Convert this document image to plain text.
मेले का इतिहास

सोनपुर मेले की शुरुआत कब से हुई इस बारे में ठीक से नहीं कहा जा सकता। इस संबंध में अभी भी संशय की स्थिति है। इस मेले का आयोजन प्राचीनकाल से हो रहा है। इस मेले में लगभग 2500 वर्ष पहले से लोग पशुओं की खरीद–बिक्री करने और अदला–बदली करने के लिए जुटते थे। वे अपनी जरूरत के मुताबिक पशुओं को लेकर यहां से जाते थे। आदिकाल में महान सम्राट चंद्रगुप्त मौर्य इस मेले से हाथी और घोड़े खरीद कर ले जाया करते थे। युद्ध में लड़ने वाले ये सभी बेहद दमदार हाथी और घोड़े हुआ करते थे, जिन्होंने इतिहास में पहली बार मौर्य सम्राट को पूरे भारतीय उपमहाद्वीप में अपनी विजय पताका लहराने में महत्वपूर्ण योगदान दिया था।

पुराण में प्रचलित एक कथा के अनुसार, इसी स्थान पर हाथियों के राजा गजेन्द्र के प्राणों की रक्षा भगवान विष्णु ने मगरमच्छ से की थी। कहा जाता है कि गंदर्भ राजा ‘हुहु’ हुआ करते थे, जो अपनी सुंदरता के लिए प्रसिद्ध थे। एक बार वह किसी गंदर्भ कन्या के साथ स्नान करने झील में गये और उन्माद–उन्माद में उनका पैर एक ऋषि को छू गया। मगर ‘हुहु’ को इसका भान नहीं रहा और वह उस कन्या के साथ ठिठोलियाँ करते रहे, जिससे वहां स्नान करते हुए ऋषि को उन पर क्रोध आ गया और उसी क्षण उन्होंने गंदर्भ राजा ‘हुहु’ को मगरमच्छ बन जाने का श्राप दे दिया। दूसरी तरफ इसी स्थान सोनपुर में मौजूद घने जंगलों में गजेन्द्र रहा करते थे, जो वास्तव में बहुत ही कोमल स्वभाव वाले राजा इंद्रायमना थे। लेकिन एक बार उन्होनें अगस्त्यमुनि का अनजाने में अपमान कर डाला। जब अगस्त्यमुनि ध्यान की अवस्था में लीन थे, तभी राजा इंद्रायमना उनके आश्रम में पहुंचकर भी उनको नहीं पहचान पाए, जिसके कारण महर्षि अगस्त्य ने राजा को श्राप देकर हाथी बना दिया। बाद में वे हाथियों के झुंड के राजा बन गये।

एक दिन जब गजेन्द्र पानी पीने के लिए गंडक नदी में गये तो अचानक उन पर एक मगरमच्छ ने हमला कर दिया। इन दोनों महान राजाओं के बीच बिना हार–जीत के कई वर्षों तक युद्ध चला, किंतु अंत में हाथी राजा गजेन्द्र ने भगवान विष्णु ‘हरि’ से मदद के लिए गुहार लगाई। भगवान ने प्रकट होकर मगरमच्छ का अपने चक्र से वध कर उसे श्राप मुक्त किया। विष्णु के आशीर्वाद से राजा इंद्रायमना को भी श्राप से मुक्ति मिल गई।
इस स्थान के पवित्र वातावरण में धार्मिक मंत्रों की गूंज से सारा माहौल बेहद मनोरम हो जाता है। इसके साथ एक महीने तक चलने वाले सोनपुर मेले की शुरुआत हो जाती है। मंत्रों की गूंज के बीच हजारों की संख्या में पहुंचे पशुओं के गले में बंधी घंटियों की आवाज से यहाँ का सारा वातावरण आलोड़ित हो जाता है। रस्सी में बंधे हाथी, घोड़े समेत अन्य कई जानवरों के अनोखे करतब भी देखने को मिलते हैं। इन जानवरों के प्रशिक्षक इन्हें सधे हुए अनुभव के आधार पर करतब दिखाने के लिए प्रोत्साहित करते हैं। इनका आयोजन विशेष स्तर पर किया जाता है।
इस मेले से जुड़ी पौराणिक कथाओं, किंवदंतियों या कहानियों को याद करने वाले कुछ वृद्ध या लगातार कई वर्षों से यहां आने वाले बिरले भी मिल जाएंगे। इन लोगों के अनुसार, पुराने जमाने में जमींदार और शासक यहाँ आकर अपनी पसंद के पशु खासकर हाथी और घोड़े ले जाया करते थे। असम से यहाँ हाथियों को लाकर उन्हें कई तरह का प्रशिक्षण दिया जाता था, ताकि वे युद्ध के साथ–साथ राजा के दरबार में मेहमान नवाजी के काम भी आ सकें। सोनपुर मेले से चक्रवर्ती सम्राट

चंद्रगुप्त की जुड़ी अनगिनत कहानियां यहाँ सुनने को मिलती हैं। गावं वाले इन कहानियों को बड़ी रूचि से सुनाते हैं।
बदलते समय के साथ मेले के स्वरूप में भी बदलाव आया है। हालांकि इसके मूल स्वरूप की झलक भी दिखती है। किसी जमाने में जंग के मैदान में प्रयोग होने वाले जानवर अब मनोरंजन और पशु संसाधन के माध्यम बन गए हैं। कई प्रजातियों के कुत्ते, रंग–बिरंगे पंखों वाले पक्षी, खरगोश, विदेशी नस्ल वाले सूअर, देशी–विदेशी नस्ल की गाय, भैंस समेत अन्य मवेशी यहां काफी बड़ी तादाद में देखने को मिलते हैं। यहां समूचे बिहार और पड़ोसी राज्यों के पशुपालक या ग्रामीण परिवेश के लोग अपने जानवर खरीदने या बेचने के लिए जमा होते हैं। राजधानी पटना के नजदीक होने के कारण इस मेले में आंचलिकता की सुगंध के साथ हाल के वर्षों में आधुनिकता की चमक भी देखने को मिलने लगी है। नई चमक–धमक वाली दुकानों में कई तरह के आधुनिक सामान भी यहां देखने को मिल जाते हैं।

▶ Direction
Extract the complete set of records unchanged.

▶ Full answer
Convert this document image to plain text.
मेले का इतिहास

सोनपुर मेले की शुरुआत कब से हुई इस बारे में ठीक से नहीं कहा जा सकता। इस संबंध में अभी भी संशय की स्थिति है। इस मेले का आयोजन प्राचीनकाल से हो रहा है। इस मेले में लगभग 2500 वर्ष पहले से लोग पशुओं की खरीद–बिक्री करने और अदला–बदली करने के लिए जुटते थे। वे अपनी जरूरत के मुताबिक पशुओं को लेकर यहां से जाते थे। आदिकाल में महान सम्राट चंद्रगुप्त मौर्य इस मेले से हाथी और घोड़े खरीद कर ले जाया करते थे। युद्ध में लड़ने वाले ये सभी बेहद दमदार हाथी और घोड़े हुआ करते थे, जिन्होंने इतिहास में पहली बार मौर्य सम्राट को पूरे भारतीय उपमहाद्वीप में अपनी विजय पताका लहराने में महत्वपूर्ण योगदान दिया था।

पुराण में प्रचलित एक कथा के अनुसार, इसी स्थान पर हाथियों के राजा गजेन्द्र के प्राणों की रक्षा भगवान विष्णु ने मगरमच्छ से की थी। कहा जाता है कि गंदर्भ राजा ‘हुहु’ हुआ करते थे, जो अपनी सुंदरता के लिए प्रसिद्ध थे। एक बार वह किसी गंदर्भ कन्या के साथ स्नान करने झील में गये और उन्माद–उन्माद में उनका पैर एक ऋषि को छू गया। मगर ‘हुहु’ को इसका भान नहीं रहा और वह उस कन्या के साथ ठिठोलियाँ करते रहे, जिससे वहां स्नान करते हुए ऋषि को उन पर क्रोध आ गया और उसी क्षण उन्होंने गंदर्भ राजा ‘हुहु’ को मगरमच्छ बन जाने का श्राप दे दिया। दूसरी तरफ इसी स्थान सोनपुर में मौजूद घने जंगलों में गजेन्द्र रहा करते थे, जो वास्तव में बहुत ही कोमल स्वभाव वाले राजा इंद्रायमना थे। लेकिन एक बार उन्होनें अगस्त्यमुनि का अनजाने में अपमान कर डाला। जब अगस्त्यमुनि ध्यान की अवस्था में लीन थे, तभी राजा इंद्रायमना उनके आश्रम में पहुंचकर भी उनको नहीं पहचान पाए, जिसके कारण महर्षि अगस्त्य ने राजा को श्राप देकर हाथी बना दिया। बाद में वे हाथियों के झुंड के राजा बन गये।

एक दिन जब गजेन्द्र पानी पीने के लिए गंडक नदी में गये तो अचानक उन पर एक मगरमच्छ ने हमला कर दिया। इन दोनों महान राजाओं के बीच बिना हार–जीत के कई वर्षों तक युद्ध चला, किंतु अंत में हाथी राजा गजेन्द्र ने भगवान विष्णु ‘हरि’ से मदद के लिए गुहार लगाई। भगवान ने प्रकट होकर मगरमच्छ का अपने चक्र से वध कर उसे श्राप मुक्त किया। विष्णु के आशीर्वाद से राजा इंद्रायमना को भी श्राप से मुक्ति मिल गई।
इस स्थान के पवित्र वातावरण में धार्मिक मंत्रों की गूंज से सारा माहौल बेहद मनोरम हो जाता है। इसके साथ एक महीने तक चलने वाले सोनपुर मेले की शुरुआत हो जाती है। मंत्रों की गूंज के बीच हजारों की संख्या में पहुंचे पशुओं के गले में बंधी घंटियों की आवाज से यहाँ का सारा वातावरण आलोड़ित हो जाता है। रस्सी में बंधे हाथी, घोड़े समेत अन्य कई जानवरों के अनोखे करतब भी देखने को मिलते हैं। इन जानवरों के प्रशिक्षक इन्हें सधे हुए अनुभव के आधार पर करतब दिखाने के लिए प्रोत्साहित करते हैं। इनका आयोजन विशेष स्तर पर किया जाता है।
इस मेले से जुड़ी पौराणिक कथाओं, किंवदंतियों या कहानियों को याद करने वाले कुछ वृद्ध या लगातार कई वर्षों से यहां आने वाले बिरले भी मिल जाएंगे। इन लोगों के अनुसार, पुराने जमाने में जमींदार और शासक यहाँ आकर अपनी पसंद के पशु खासकर हाथी और घोड़े ले जाया करते थे। असम से यहाँ हाथियों को लाकर उन्हें कई तरह का प्रशिक्षण दिया जाता था, ताकि वे युद्ध के साथ–साथ राजा के दरबार में मेहमान नवाजी के काम भी आ सकें। सोनपुर मेले से चक्रवर्ती सम्राट

चंद्रगुप्त की जुड़ी अनगिनत कहानियां यहाँ सुनने को मिलती हैं। गावं वाले इन कहानियों को बड़ी रूचि से सुनाते हैं।
बदलते समय के साथ मेले के स्वरूप में भी बदलाव आया है। हालांकि इसके मूल स्वरूप की झलक भी दिखती है। किसी जमाने में जंग के मैदान में प्रयोग होने वाले जानवर अब मनोरंजन और पशु संसाधन के माध्यम बन गए हैं। कई प्रजातियों के कुत्ते, रंग–बिरंगे पंखों वाले पक्षी, खरगोश, विदेशी नस्ल वाले सूअर, देशी–विदेशी नस्ल की गाय, भैंस समेत अन्य मवेशी यहां काफी बड़ी तादाद में देखने को मिलते हैं। यहां समूचे बिहार और पड़ोसी राज्यों के पशुपालक या ग्रामीण परिवेश के लोग अपने जानवर खरीदने या बेचने के लिए जमा होते हैं। राजधानी पटना के नजदीक होने के कारण इस मेले में आंचलिकता की सुगंध के साथ हाल के वर्षों में आधुनिकता की चमक भी देखने को मिलने लगी है। नई चमक–धमक वाली दुकानों में कई तरह के आधुनिक सामान भी यहां देखने को मिल जाते हैं।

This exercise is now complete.